Task to carry out:
Each entry must appear again exactly as it does in the source.

Raw records
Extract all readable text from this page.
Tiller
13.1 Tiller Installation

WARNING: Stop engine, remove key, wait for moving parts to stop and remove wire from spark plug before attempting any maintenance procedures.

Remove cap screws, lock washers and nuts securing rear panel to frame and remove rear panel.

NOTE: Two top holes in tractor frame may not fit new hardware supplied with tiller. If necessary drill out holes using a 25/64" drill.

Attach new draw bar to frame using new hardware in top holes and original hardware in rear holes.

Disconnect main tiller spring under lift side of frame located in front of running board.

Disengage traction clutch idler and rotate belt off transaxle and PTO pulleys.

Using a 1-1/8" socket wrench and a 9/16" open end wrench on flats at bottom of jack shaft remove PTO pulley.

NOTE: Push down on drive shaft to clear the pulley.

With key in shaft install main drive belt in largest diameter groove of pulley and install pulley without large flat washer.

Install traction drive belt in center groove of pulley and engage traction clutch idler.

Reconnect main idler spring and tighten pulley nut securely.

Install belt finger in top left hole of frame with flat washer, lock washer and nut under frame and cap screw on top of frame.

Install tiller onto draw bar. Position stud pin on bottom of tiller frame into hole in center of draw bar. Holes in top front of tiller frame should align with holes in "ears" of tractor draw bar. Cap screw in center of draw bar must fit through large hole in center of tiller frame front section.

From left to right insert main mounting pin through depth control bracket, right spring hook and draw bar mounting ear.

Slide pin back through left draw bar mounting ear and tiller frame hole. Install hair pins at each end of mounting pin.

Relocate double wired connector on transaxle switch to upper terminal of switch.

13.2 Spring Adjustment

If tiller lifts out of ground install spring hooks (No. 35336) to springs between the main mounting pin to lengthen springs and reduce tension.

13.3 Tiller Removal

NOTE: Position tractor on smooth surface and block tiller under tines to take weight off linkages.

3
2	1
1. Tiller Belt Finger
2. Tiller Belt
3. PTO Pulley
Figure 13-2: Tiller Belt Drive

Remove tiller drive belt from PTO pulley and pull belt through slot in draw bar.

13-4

Worked solution:
Extract all readable text from this page.
Tiller
13.1 Tiller Installation

WARNING: Stop engine, remove key, wait for moving parts to stop and remove wire from spark plug before attempting any maintenance procedures.

Remove cap screws, lock washers and nuts securing rear panel to frame and remove rear panel.

NOTE: Two top holes in tractor frame may not fit new hardware supplied with tiller. If necessary drill out holes using a 25/64" drill.

Attach new draw bar to frame using new hardware in top holes and original hardware in rear holes.

Disconnect main tiller spring under lift side of frame located in front of running board.

Disengage traction clutch idler and rotate belt off transaxle and PTO pulleys.

Using a 1-1/8" socket wrench and a 9/16" open end wrench on flats at bottom of jack shaft remove PTO pulley.

NOTE: Push down on drive shaft to clear the pulley.

With key in shaft install main drive belt in largest diameter groove of pulley and install pulley without large flat washer.

Install traction drive belt in center groove of pulley and engage traction clutch idler.

Reconnect main idler spring and tighten pulley nut securely.

Install belt finger in top left hole of frame with flat washer, lock washer and nut under frame and cap screw on top of frame.

Install tiller onto draw bar. Position stud pin on bottom of tiller frame into hole in center of draw bar. Holes in top front of tiller frame should align with holes in "ears" of tractor draw bar. Cap screw in center of draw bar must fit through large hole in center of tiller frame front section.

From left to right insert main mounting pin through depth control bracket, right spring hook and draw bar mounting ear.

Slide pin back through left draw bar mounting ear and tiller frame hole. Install hair pins at each end of mounting pin.

Relocate double wired connector on transaxle switch to upper terminal of switch.

13.2 Spring Adjustment

If tiller lifts out of ground install spring hooks (No. 35336) to springs between the main mounting pin to lengthen springs and reduce tension.

13.3 Tiller Removal

NOTE: Position tractor on smooth surface and block tiller under tines to take weight off linkages.

3
2	1
1. Tiller Belt Finger
2. Tiller Belt
3. PTO Pulley
Figure 13-2: Tiller Belt Drive

Remove tiller drive belt from PTO pulley and pull belt through slot in draw bar.

13-4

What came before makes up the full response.